Copy the entries below word for word, beginning at the line that contains "Patent image size: (1403, 957)." and ending after the line that contains "The modulator 120b is at (756, 712).".

Raw records:
------

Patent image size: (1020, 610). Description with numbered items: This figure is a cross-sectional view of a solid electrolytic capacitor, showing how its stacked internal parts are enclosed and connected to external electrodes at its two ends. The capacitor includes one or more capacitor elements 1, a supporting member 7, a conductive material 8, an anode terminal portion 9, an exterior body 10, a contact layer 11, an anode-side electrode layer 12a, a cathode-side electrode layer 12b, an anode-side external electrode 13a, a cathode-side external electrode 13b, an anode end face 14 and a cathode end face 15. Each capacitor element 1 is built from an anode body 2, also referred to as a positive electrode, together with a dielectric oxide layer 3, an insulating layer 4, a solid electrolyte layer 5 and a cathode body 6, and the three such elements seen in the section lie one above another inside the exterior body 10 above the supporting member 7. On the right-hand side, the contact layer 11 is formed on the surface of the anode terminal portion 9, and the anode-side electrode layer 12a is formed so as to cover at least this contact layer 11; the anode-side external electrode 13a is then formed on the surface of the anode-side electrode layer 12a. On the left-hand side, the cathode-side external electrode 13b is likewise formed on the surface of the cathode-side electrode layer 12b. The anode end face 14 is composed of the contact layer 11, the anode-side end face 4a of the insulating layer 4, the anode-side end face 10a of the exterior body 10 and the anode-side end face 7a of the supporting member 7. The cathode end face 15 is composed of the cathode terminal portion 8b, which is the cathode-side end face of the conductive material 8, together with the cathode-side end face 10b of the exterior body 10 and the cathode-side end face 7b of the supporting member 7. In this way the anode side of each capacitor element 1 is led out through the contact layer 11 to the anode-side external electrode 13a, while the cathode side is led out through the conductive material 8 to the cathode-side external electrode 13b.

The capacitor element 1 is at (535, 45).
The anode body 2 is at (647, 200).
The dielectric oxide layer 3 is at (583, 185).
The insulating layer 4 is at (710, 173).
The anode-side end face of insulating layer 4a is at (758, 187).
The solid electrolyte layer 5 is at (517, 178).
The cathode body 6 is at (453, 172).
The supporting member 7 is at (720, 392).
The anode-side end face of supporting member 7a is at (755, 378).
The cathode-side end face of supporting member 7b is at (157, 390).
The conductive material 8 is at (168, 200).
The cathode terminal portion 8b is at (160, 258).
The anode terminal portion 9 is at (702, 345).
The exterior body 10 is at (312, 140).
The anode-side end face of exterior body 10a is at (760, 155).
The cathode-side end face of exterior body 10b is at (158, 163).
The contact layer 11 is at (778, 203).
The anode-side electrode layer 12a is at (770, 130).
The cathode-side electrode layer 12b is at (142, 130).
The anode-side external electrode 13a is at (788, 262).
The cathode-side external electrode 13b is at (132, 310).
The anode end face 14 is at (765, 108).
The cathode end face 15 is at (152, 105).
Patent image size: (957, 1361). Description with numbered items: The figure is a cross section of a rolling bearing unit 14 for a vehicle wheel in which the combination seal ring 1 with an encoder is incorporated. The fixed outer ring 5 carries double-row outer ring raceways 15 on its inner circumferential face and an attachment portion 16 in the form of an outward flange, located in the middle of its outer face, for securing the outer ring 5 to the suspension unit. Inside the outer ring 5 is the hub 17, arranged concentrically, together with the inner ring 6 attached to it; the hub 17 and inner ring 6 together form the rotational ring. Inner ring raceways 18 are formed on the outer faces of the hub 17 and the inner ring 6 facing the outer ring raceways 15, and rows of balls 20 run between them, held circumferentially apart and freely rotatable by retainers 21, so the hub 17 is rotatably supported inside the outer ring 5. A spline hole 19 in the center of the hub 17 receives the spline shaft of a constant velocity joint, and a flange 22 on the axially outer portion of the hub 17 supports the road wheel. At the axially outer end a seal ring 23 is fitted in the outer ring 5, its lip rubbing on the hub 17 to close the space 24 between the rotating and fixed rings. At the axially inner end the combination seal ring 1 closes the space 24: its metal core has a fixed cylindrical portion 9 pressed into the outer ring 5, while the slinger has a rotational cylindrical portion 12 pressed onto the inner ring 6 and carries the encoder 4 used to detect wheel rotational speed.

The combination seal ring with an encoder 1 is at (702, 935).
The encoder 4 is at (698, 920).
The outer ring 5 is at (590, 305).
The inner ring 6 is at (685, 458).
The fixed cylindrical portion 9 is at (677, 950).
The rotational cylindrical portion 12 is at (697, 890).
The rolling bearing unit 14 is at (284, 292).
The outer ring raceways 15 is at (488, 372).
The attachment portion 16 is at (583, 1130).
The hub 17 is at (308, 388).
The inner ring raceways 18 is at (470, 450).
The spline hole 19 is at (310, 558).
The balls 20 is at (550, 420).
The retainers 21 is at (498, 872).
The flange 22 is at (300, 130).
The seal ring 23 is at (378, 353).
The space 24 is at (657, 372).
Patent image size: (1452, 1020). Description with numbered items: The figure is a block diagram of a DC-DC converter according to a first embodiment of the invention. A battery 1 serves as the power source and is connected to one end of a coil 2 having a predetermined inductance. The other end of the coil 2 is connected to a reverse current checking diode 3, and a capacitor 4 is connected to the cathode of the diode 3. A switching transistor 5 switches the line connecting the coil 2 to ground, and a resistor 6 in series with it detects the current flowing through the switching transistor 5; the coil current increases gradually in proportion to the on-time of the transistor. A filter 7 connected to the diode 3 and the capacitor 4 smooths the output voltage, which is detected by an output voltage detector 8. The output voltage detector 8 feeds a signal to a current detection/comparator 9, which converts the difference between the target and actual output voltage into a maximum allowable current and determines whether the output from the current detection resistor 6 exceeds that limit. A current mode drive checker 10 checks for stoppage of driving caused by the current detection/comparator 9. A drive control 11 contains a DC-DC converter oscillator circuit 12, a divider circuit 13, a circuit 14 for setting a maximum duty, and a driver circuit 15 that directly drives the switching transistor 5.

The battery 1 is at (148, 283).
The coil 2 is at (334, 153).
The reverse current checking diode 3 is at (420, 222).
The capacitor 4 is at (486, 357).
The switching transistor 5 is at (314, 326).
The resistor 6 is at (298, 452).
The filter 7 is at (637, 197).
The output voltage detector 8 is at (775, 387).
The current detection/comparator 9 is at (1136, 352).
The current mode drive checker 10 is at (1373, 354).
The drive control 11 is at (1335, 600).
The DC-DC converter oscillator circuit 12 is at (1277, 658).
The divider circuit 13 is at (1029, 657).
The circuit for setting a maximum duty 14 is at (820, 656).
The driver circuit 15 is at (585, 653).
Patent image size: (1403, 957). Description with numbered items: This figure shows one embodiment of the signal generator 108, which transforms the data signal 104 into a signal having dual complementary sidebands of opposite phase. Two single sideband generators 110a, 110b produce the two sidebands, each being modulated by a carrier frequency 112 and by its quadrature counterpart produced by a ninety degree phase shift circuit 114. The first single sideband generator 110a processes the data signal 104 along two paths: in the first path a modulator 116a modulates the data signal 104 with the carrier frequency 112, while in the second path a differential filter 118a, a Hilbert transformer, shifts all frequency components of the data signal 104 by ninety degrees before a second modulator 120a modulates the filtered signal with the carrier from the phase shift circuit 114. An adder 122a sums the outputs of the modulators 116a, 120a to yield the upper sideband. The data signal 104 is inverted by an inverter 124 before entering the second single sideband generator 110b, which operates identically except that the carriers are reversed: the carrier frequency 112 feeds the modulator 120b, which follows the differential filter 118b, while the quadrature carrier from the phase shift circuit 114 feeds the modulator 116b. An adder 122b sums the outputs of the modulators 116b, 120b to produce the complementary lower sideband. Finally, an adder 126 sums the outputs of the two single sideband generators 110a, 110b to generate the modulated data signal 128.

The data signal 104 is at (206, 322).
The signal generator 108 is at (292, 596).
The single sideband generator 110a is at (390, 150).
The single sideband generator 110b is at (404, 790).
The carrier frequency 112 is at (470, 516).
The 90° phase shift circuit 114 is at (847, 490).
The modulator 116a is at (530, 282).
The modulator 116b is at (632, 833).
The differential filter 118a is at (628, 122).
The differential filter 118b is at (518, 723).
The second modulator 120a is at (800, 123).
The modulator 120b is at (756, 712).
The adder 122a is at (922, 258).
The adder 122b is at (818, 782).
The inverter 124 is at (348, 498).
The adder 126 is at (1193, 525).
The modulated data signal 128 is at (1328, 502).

------

Task response:
Patent image size: (1403, 957). Description with numbered items: This figure shows one embodiment of the signal generator 108, which transforms the data signal 104 into a signal having dual complementary sidebands of opposite phase. Two single sideband generators 110a, 110b produce the two sidebands, each being modulated by a carrier frequency 112 and by its quadrature counterpart produced by a ninety degree phase shift circuit 114. The first single sideband generator 110a processes the data signal 104 along two paths: in the first path a modulator 116a modulates the data signal 104 with the carrier frequency 112, while in the second path a differential filter 118a, a Hilbert transformer, shifts all frequency components of the data signal 104 by ninety degrees before a second modulator 120a modulates the filtered signal with the carrier from the phase shift circuit 114. An adder 122a sums the outputs of the modulators 116a, 120a to yield the upper sideband. The data signal 104 is inverted by an inverter 124 before entering the second single sideband generator 110b, which operates identically except that the carriers are reversed: the carrier frequency 112 feeds the modulator 120b, which follows the differential filter 118b, while the quadrature carrier from the phase shift circuit 114 feeds the modulator 116b. An adder 122b sums the outputs of the modulators 116b, 120b to produce the complementary lower sideband. Finally, an adder 126 sums the outputs of the two single sideband generators 110a, 110b to generate the modulated data signal 128.

The data signal 104 is at (206, 322).
The signal generator 108 is at (292, 596).
The single sideband generator 110a is at (390, 150).
The single sideband generator 110b is at (404, 790).
The carrier frequency 112 is at (470, 516).
The 90° phase shift circuit 114 is at (847, 490).
The modulator 116a is at (530, 282).
The modulator 116b is at (632, 833).
The differential filter 118a is at (628, 122).
The differential filter 118b is at (518, 723).
The second modulator 120a is at (800, 123).
The modulator 120b is at (756, 712).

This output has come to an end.